** Short problem a **
Answer these questions about the forum post:
(i) From which school is the poster about to graduate?
(ii) What are the titles of the independent studies the poster created?
(iii) What topic did the poster write about in the History Seminar?
==== Text excerpt
# advice for critical/film studies applicant for next semester/year



## jonnaveh (Feb 20, 2010)

Hi everybody, I'm new to the forum. I'm very thankful I've found it, there's so much useful advice in all of the discussion threads. 

I'm going to be graduating from SUNY Potsdam in may, with an undergrad B.A. in Contemporary History & Film Studies. You may be asking yourself, what kind of degree is that? Well it doesn't normally exist! It's a student initiated interdepartmental major, which deals with the history and communications/english departments at my school. Essentially because my school lacked a credible film studies program I had to create my own major to compensate (Potsdam only offers a film studies minor). Because there wasn't many film courses offered per semester, I created 3 film studies based independent studies my last 3 semesters here (Cold War Culture In Film, The New Hollywood Era, The Problematic 1970s). Perhaps my drive to learn more might make me stick out compared to other more formal film studies applicants. 

I've also taken a number of other film studies courses (that were not independent) including: Race & American Film History, Film and Fiction, Film Foundations (based around class/race/gender), Film Foundations (a different section, based around the history of American Film), Mass Media & Society, and a History Seminar in which i wrote about the differences between Hollywood's Vietnam War films.
========
==== Dataset excerpts
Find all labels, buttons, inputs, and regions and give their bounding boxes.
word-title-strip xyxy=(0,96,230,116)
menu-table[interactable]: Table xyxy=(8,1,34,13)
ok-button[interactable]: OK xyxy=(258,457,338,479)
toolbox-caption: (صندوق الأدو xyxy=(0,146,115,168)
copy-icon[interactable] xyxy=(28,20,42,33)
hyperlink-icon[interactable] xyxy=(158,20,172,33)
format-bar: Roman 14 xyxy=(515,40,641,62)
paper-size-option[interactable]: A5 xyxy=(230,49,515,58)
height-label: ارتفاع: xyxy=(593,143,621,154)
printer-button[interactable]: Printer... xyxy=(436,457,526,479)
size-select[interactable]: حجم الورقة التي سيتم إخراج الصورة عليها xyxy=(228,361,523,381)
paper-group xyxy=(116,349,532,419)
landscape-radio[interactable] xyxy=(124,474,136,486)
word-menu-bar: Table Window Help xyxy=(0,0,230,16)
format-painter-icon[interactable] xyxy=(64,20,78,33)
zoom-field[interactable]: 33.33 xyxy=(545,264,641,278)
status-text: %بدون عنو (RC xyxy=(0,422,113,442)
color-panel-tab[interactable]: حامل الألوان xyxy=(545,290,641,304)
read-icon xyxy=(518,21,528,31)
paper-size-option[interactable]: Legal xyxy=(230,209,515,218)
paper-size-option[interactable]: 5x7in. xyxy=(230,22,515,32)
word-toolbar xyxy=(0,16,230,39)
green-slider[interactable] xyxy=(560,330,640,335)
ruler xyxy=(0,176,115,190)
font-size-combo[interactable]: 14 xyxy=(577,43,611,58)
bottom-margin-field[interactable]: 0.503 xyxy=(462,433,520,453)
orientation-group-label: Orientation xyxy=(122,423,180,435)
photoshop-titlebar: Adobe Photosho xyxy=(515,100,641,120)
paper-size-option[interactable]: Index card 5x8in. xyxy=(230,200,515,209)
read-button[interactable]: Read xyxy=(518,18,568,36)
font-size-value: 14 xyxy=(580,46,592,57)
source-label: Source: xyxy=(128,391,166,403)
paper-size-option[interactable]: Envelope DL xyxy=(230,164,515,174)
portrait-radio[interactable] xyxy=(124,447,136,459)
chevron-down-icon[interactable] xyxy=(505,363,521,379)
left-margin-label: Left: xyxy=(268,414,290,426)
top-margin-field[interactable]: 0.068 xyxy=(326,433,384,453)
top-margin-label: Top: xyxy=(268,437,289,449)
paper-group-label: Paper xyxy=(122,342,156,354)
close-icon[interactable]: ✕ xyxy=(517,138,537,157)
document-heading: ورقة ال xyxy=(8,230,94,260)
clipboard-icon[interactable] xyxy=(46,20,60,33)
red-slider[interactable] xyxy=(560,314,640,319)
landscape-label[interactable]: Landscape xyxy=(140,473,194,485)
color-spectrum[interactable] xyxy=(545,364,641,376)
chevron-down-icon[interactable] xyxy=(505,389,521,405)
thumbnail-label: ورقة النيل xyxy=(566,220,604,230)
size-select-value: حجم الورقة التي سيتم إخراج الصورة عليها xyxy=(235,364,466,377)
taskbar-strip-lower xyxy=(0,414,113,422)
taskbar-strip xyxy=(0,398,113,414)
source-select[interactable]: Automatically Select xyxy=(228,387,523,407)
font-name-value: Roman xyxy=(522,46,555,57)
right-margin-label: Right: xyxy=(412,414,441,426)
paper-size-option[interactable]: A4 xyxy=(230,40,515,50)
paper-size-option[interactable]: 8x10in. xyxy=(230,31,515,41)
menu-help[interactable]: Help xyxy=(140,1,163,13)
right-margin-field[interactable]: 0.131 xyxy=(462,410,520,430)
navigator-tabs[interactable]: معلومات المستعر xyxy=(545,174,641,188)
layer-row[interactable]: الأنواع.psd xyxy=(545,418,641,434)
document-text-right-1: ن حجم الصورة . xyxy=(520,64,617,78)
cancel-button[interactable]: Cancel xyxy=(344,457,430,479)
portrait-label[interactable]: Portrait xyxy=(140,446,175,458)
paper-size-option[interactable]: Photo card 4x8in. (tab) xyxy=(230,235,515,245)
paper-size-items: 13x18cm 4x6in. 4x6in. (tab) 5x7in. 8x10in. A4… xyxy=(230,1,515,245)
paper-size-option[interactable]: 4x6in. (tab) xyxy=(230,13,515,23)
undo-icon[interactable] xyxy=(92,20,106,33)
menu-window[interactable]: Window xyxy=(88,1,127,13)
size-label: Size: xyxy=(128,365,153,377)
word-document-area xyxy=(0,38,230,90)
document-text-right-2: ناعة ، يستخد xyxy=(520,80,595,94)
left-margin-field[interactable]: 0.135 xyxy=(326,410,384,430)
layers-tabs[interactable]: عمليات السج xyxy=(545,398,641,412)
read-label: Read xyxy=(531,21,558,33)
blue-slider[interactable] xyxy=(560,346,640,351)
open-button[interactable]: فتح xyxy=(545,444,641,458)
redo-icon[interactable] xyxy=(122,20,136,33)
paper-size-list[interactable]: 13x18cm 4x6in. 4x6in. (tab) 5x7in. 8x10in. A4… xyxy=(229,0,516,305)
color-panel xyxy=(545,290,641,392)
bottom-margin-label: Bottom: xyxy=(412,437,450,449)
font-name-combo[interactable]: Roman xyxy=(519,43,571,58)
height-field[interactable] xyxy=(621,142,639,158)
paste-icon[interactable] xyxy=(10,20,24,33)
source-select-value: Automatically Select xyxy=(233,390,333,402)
========
** Short problem b **
Give the stretch of the rows above, from the first row through the one containing "paper-size-option[interactable]: A5 xyxy=(230,49,515,58)", as a Markdown table with the columns Nr and Line. Leave out blank lines.

** Answer a **
(i) SUNY Potsdam
(ii) Cold War Culture In Film, The New Hollywood Era, and The Problematic 1970s
(iii) The differences between Hollywood's Vietnam War films

** Answer b **
| Nr | Line |
|---|---|
| 1 | Find all labels, buttons, inputs, and regions and give their bounding boxes. |
| 2 | word-title-strip xyxy=(0,96,230,116) |
| 3 | menu-table[interactable]: Table xyxy=(8,1,34,13) |
| 4 | ok-button[interactable]: OK xyxy=(258,457,338,479) |
| 5 | toolbox-caption: (صندوق الأدو xyxy=(0,146,115,168) |
| 6 | copy-icon[interactable] xyxy=(28,20,42,33) |
| 7 | hyperlink-icon[interactable] xyxy=(158,20,172,33) |
| 8 | format-bar: Roman 14 xyxy=(515,40,641,62) |
| 9 | paper-size-option[interactable]: A5 xyxy=(230,49,515,58) |